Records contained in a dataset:
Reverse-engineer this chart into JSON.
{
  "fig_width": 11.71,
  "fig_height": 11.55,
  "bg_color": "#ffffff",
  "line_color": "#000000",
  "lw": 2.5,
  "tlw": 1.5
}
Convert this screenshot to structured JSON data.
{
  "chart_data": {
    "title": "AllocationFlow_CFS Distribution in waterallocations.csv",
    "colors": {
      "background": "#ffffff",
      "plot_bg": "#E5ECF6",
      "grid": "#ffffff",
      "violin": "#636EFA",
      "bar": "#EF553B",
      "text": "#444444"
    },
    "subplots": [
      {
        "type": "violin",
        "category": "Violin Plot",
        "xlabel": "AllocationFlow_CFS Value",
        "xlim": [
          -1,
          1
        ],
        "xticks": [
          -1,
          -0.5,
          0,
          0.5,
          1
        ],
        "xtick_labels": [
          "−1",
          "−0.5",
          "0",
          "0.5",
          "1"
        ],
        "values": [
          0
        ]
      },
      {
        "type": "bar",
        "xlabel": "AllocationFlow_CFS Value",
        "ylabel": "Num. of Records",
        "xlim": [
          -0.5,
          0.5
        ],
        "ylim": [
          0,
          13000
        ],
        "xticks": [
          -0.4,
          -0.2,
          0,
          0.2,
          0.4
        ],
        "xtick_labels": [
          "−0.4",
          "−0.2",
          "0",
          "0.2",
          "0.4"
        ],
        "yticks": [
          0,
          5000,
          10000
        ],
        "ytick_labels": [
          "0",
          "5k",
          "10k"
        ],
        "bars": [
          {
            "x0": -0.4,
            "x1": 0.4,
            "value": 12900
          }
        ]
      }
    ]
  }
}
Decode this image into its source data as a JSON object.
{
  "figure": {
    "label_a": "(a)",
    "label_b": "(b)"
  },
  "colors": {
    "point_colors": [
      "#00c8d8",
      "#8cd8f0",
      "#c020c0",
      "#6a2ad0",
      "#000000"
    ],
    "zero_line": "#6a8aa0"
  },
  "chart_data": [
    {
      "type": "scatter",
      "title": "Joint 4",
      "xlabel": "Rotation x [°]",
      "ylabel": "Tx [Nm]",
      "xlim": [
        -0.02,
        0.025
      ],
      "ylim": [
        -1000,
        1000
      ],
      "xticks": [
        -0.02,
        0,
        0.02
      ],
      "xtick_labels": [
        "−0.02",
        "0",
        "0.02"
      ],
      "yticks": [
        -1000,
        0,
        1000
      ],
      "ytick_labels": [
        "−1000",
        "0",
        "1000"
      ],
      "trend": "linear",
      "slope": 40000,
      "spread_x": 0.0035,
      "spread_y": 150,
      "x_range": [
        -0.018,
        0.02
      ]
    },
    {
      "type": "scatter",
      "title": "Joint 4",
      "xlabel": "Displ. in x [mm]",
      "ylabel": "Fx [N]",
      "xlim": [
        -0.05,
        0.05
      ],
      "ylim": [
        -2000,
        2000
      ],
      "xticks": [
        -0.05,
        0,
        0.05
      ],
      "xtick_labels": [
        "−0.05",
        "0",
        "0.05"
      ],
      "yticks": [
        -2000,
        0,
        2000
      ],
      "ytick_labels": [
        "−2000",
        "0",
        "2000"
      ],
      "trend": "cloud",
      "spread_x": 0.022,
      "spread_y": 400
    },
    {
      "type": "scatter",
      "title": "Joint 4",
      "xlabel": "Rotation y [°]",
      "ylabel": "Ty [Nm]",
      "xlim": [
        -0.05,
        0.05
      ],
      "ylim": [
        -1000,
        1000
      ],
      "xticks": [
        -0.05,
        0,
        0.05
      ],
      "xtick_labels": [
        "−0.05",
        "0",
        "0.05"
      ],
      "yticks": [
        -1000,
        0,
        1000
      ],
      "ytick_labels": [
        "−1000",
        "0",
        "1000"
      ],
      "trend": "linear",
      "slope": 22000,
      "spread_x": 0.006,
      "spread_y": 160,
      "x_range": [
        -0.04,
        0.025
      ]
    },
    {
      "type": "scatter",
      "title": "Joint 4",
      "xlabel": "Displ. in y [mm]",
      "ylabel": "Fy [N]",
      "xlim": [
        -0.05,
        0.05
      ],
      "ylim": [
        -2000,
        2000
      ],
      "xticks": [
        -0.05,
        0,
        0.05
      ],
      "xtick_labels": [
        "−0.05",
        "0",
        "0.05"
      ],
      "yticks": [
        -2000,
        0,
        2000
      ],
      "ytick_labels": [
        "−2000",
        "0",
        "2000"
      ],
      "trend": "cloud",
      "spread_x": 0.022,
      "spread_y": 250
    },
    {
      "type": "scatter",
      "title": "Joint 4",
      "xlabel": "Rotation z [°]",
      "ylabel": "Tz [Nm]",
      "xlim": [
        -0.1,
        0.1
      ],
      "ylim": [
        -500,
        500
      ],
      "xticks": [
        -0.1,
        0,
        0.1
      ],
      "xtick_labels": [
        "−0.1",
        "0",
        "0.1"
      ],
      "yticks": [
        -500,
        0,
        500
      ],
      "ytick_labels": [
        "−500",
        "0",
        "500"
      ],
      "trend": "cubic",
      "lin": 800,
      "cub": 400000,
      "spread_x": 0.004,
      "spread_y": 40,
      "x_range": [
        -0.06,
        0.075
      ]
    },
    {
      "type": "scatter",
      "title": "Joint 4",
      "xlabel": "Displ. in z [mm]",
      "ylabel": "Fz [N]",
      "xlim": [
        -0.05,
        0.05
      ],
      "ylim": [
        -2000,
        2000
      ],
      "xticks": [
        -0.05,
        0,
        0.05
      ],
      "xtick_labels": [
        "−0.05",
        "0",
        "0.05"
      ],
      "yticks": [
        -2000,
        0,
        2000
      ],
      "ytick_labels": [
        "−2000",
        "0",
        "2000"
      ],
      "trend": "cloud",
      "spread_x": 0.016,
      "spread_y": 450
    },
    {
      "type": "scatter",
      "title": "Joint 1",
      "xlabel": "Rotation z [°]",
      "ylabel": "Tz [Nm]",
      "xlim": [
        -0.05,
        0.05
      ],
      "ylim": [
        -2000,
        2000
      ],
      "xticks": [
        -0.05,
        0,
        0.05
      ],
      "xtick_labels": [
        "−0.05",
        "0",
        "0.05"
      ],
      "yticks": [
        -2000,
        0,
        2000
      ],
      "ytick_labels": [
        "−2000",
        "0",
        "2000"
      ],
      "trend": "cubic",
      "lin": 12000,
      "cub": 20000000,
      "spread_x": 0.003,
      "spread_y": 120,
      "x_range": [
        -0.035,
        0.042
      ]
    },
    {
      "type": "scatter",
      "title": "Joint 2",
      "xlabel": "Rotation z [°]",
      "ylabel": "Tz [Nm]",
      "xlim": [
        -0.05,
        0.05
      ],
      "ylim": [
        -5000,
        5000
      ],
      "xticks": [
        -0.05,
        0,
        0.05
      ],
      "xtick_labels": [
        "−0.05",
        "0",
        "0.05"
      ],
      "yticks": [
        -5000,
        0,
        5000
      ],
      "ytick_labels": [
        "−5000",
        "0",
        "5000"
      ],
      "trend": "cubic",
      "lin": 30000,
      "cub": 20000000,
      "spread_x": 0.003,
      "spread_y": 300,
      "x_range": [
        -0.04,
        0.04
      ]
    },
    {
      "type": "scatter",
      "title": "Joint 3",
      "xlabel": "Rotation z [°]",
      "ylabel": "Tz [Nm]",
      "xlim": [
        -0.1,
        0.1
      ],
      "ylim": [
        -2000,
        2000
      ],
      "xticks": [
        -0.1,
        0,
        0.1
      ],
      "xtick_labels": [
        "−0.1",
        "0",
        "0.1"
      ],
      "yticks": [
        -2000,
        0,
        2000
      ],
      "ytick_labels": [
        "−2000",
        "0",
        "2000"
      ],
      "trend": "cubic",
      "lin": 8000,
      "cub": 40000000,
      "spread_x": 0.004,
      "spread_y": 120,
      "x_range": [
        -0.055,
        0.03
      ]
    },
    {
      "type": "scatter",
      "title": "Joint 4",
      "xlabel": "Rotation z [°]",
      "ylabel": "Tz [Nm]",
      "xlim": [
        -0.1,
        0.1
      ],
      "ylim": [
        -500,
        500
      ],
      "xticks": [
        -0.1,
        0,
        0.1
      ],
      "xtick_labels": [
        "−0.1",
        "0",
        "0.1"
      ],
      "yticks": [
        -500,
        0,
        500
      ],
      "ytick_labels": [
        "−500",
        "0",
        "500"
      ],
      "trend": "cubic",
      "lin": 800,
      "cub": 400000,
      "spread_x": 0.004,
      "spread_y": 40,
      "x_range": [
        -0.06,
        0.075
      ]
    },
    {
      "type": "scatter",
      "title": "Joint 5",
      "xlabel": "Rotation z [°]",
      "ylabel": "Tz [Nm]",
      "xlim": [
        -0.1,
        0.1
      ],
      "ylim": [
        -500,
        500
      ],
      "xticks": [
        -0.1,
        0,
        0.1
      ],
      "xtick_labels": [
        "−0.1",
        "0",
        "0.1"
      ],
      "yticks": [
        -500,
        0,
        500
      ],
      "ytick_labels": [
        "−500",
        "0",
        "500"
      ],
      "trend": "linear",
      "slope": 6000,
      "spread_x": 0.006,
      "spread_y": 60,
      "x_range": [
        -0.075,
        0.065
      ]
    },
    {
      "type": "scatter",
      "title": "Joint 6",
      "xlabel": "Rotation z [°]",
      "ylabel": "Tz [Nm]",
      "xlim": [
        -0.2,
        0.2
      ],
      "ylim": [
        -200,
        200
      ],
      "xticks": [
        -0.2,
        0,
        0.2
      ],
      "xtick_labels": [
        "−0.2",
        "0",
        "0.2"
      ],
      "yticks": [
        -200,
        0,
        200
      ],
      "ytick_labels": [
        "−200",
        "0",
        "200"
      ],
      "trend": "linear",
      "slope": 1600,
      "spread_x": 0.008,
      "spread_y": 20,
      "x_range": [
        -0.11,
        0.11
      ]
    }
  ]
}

What needs to be done: Gather from the data above every line with the string "slope".

The solution:
      "slope": 40000,
      "slope": 22000,
      "slope": 6000,
      "slope": 1600,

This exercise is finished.